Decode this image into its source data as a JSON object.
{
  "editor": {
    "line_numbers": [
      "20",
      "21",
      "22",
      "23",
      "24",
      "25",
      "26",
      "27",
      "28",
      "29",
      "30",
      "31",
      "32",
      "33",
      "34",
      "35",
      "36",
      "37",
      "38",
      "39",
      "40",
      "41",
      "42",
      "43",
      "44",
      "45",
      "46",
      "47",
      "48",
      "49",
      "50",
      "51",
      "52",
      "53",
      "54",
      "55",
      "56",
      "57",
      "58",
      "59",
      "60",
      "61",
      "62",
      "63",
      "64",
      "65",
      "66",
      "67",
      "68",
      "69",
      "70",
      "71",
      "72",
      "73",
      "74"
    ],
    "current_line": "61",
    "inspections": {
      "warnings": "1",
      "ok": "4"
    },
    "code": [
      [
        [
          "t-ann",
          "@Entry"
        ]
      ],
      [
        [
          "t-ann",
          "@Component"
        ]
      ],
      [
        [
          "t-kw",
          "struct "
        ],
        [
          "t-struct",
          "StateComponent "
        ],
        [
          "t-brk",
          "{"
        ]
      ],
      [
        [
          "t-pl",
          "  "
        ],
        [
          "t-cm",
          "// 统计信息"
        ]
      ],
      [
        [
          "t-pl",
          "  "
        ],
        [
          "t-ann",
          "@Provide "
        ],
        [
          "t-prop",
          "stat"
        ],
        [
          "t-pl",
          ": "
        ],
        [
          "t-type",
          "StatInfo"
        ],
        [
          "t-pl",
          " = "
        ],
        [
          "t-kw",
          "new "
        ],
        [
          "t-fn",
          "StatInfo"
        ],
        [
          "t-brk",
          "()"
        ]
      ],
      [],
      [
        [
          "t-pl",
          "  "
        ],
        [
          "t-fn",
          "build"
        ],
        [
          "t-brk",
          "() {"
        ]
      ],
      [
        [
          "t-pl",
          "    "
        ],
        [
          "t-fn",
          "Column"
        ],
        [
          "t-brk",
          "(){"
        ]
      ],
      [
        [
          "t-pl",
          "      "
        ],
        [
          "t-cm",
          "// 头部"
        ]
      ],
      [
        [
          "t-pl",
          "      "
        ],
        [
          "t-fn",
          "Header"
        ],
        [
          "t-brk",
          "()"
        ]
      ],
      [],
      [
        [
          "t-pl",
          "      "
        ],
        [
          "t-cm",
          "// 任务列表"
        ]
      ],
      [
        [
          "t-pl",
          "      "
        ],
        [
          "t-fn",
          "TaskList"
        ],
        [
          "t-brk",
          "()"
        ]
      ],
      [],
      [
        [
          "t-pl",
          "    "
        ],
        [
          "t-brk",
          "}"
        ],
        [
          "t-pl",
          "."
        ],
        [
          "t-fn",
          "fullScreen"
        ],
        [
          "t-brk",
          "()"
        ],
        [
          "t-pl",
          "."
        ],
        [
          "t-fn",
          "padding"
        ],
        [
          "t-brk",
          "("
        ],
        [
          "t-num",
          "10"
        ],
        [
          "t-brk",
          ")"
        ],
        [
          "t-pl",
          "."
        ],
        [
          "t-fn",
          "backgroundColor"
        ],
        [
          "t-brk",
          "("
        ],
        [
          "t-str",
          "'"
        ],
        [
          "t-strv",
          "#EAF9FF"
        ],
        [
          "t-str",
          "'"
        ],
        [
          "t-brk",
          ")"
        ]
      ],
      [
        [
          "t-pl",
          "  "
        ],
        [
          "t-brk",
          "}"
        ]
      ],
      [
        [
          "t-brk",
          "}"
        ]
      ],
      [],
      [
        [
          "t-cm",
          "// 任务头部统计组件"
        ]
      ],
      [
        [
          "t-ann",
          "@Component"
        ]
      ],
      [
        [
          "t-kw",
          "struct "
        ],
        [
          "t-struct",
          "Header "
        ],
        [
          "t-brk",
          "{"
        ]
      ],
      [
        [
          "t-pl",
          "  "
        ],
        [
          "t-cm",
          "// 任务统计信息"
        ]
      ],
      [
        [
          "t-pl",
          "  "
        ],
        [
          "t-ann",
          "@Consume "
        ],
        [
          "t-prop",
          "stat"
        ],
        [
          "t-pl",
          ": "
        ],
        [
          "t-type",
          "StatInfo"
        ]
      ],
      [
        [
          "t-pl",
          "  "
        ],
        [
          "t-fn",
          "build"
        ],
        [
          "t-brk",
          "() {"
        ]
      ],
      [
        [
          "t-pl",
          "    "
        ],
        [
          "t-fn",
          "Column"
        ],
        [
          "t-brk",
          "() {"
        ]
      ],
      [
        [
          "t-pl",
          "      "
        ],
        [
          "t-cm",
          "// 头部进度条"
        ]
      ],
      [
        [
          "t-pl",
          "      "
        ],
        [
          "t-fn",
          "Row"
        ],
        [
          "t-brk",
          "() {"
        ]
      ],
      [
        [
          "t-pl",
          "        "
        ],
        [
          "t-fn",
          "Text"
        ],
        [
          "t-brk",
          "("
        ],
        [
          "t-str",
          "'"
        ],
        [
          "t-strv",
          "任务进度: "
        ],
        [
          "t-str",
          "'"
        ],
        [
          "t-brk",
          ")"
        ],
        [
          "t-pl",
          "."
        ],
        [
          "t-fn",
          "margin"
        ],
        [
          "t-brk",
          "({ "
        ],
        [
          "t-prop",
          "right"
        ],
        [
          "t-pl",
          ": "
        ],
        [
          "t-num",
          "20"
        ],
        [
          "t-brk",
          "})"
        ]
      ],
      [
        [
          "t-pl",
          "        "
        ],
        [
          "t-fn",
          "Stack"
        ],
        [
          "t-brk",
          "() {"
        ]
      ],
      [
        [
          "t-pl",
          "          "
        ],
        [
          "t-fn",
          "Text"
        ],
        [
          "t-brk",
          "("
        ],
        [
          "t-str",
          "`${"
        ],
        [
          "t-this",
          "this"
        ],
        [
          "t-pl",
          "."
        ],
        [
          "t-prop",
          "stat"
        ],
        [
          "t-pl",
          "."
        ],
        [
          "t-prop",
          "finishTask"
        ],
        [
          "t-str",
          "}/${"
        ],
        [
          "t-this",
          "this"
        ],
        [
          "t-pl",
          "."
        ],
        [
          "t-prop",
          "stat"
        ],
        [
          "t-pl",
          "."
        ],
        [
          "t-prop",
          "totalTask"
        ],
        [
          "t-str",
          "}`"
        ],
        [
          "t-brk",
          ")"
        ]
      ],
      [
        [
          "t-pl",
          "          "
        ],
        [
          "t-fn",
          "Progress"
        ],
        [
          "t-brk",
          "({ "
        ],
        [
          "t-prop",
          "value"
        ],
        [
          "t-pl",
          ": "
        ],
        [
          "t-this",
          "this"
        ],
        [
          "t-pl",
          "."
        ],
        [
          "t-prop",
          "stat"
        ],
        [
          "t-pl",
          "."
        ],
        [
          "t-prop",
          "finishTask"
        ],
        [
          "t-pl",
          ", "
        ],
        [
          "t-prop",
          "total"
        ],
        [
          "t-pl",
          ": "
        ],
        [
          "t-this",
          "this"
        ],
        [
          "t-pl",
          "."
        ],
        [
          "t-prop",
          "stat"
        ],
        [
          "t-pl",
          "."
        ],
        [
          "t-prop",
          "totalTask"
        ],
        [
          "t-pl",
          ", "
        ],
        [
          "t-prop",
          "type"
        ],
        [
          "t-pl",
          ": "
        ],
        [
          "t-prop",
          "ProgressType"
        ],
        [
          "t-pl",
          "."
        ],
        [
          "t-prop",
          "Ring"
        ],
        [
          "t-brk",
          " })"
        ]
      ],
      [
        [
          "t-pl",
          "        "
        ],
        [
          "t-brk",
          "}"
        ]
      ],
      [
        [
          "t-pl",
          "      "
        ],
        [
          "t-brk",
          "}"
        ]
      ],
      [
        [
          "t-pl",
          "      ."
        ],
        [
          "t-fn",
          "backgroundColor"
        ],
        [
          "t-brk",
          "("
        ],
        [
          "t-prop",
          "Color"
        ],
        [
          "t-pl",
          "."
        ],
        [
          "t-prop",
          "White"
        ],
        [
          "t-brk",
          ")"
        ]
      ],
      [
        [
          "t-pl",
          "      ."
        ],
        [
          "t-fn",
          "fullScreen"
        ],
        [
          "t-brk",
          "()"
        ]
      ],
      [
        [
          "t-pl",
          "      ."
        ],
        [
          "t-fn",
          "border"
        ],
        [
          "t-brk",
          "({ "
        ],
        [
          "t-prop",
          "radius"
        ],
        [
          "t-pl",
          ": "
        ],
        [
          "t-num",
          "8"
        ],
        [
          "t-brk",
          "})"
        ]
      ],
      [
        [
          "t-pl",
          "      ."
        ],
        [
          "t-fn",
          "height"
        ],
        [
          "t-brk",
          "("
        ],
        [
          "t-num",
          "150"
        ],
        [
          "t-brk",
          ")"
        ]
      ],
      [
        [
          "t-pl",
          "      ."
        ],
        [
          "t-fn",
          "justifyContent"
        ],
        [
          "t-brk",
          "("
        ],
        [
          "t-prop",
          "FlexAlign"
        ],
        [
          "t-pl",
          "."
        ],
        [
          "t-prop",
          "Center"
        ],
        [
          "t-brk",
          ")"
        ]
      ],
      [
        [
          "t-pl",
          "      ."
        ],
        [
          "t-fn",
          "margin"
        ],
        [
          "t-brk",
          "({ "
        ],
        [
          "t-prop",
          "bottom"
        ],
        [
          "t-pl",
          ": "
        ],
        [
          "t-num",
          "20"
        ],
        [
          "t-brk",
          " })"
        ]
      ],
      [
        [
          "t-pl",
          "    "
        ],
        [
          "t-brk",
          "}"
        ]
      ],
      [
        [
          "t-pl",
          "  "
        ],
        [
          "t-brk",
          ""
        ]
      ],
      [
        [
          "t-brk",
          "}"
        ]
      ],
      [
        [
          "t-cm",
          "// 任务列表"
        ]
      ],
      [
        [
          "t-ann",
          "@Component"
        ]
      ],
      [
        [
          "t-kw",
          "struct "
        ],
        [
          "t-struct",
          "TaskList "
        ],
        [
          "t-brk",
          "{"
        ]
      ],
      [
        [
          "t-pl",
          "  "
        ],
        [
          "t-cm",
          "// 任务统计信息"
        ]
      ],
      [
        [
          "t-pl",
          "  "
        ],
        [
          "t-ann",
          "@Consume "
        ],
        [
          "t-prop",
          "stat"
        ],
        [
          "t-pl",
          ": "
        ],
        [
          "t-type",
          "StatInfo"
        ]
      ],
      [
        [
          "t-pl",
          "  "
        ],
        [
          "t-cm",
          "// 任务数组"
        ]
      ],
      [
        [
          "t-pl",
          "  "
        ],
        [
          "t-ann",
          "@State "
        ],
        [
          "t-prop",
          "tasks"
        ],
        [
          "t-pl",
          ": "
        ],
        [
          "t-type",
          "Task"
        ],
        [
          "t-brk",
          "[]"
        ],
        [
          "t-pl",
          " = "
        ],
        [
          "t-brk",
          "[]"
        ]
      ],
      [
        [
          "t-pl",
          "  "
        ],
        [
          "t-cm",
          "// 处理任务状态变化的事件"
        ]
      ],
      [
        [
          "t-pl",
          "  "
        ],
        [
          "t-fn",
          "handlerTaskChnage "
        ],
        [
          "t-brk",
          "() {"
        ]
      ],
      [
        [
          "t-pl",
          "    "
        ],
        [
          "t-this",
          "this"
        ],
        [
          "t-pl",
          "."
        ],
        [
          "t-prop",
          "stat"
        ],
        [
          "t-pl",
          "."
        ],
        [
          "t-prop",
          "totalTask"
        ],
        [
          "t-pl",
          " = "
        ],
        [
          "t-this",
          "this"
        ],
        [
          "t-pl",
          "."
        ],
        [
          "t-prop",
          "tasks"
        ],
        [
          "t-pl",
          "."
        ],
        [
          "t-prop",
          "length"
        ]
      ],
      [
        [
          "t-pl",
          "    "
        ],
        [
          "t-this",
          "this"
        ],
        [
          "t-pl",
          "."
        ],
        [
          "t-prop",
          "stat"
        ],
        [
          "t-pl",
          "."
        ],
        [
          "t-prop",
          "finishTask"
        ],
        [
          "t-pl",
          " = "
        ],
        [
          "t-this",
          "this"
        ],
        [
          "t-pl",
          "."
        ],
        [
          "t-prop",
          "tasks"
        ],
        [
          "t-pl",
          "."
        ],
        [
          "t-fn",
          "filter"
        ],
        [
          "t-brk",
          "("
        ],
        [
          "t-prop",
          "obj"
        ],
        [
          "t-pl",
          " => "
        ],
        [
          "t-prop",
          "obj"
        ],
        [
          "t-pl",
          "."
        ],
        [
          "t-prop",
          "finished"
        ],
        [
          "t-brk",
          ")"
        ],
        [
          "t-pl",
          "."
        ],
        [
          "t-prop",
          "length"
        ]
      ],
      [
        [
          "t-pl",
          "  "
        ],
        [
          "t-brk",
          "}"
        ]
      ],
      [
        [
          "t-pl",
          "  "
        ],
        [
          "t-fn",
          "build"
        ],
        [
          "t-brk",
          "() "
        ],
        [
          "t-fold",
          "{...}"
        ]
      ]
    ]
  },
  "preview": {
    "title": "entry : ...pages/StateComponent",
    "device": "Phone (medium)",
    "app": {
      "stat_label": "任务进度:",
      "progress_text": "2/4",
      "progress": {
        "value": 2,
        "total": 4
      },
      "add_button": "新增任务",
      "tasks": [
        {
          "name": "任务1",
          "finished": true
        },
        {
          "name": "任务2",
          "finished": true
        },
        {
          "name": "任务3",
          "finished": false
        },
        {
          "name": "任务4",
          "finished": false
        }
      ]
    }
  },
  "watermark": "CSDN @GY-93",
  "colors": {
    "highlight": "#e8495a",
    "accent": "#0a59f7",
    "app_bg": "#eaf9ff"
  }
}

* _Task goal_: Copy every line from the entries that contains the word "StateComponent".

* _Solution below_:
          "StateComponent "
    "title": "entry : ...pages/StateComponent",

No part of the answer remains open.